## Begin Provided material

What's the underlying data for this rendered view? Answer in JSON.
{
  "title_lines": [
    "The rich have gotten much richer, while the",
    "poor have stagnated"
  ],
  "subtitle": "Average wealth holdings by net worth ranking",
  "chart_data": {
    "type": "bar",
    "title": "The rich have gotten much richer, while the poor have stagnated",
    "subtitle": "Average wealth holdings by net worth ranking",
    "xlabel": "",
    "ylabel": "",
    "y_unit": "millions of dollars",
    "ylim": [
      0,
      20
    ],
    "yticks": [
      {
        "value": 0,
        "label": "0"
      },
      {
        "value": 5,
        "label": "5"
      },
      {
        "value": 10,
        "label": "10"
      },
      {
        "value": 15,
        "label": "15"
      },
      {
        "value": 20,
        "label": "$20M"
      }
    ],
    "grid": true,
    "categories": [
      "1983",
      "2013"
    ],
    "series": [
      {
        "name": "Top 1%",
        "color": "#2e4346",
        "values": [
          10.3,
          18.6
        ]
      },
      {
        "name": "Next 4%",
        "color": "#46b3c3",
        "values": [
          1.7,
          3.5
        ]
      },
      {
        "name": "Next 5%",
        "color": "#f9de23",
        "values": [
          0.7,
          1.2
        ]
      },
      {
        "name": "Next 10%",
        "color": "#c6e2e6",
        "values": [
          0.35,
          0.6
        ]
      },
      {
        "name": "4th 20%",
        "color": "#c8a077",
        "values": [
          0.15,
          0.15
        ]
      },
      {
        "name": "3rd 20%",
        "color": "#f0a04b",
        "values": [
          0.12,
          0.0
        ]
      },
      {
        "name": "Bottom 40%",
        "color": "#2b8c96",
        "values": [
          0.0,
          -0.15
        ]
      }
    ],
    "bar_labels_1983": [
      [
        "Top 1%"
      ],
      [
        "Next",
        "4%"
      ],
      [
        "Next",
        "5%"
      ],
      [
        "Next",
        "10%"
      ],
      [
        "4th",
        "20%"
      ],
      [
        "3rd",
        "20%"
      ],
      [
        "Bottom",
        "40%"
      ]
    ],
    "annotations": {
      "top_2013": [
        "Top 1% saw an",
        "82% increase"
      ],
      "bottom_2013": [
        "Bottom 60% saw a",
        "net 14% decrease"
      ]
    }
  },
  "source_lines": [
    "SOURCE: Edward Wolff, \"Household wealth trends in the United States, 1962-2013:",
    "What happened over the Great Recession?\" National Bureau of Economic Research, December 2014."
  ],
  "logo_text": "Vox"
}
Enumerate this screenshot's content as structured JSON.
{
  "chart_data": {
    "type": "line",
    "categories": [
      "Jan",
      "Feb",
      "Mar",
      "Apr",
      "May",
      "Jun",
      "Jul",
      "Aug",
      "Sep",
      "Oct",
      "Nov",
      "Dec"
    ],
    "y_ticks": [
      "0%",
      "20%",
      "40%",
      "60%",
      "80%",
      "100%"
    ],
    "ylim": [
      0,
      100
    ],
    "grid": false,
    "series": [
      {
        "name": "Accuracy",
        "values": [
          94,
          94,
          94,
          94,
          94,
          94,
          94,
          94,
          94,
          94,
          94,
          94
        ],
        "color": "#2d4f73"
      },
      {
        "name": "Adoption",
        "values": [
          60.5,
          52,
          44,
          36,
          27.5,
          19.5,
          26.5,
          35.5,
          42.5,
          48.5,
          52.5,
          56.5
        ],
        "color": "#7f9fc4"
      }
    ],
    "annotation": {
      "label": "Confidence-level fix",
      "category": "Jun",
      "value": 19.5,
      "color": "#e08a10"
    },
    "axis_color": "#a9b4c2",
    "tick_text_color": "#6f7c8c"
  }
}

## End Provided material

Retype every record above exactly as written.

### Complete response
What's the underlying data for this rendered view? Answer in JSON.
{
  "title_lines": [
    "The rich have gotten much richer, while the",
    "poor have stagnated"
  ],
  "subtitle": "Average wealth holdings by net worth ranking",
  "chart_data": {
    "type": "bar",
    "title": "The rich have gotten much richer, while the poor have stagnated",
    "subtitle": "Average wealth holdings by net worth ranking",
    "xlabel": "",
    "ylabel": "",
    "y_unit": "millions of dollars",
    "ylim": [
      0,
      20
    ],
    "yticks": [
      {
        "value": 0,
        "label": "0"
      },
      {
        "value": 5,
        "label": "5"
      },
      {
        "value": 10,
        "label": "10"
      },
      {
        "value": 15,
        "label": "15"
      },
      {
        "value": 20,
        "label": "$20M"
      }
    ],
    "grid": true,
    "categories": [
      "1983",
      "2013"
    ],
    "series": [
      {
        "name": "Top 1%",
        "color": "#2e4346",
        "values": [
          10.3,
          18.6
        ]
      },
      {
        "name": "Next 4%",
        "color": "#46b3c3",
        "values": [
          1.7,
          3.5
        ]
      },
      {
        "name": "Next 5%",
        "color": "#f9de23",
        "values": [
          0.7,
          1.2
        ]
      },
      {
        "name": "Next 10%",
        "color": "#c6e2e6",
        "values": [
          0.35,
          0.6
        ]
      },
      {
        "name": "4th 20%",
        "color": "#c8a077",
        "values": [
          0.15,
          0.15
        ]
      },
      {
        "name": "3rd 20%",
        "color": "#f0a04b",
        "values": [
          0.12,
          0.0
        ]
      },
      {
        "name": "Bottom 40%",
        "color": "#2b8c96",
        "values": [
          0.0,
          -0.15
        ]
      }
    ],
    "bar_labels_1983": [
      [
        "Top 1%"
      ],
      [
        "Next",
        "4%"
      ],
      [
        "Next",
        "5%"
      ],
      [
        "Next",
        "10%"
      ],
      [
        "4th",
        "20%"
      ],
      [
        "3rd",
        "20%"
      ],
      [
        "Bottom",
        "40%"
      ]
    ],
    "annotations": {
      "top_2013": [
        "Top 1% saw an",
        "82% increase"
      ],
      "bottom_2013": [
        "Bottom 60% saw a",
        "net 14% decrease"
      ]
    }
  },
  "source_lines": [
    "SOURCE: Edward Wolff, \"Household wealth trends in the United States, 1962-2013:",
    "What happened over the Great Recession?\" National Bureau of Economic Research, December 2014."
  ],
  "logo_text": "Vox"
}
Enumerate this screenshot's content as structured JSON.
{
  "chart_data": {
    "type": "line",
    "categories": [
      "Jan",
      "Feb",
      "Mar",
      "Apr",
      "May",
      "Jun",
      "Jul",
      "Aug",
      "Sep",
      "Oct",
      "Nov",
      "Dec"
    ],
    "y_ticks": [
      "0%",
      "20%",
      "40%",
      "60%",
      "80%",
      "100%"
    ],
    "ylim": [
      0,
      100
    ],
    "grid": false,
    "series": [
      {
        "name": "Accuracy",
        "values": [
          94,
          94,
          94,
          94,
          94,
          94,
          94,
          94,
          94,
          94,
          94,
          94
        ],
        "color": "#2d4f73"
      },
      {
        "name": "Adoption",
        "values": [
          60.5,
          52,
          44,
          36,
          27.5,
          19.5,
          26.5,
          35.5,
          42.5,
          48.5,
          52.5,
          56.5
        ],
        "color": "#7f9fc4"
      }
    ],
    "annotation": {
      "label": "Confidence-level fix",
      "category": "Jun",
      "value": 19.5,
      "color": "#e08a10"
    },
    "axis_color": "#a9b4c2",
    "tick_text_color": "#6f7c8c"
  }
}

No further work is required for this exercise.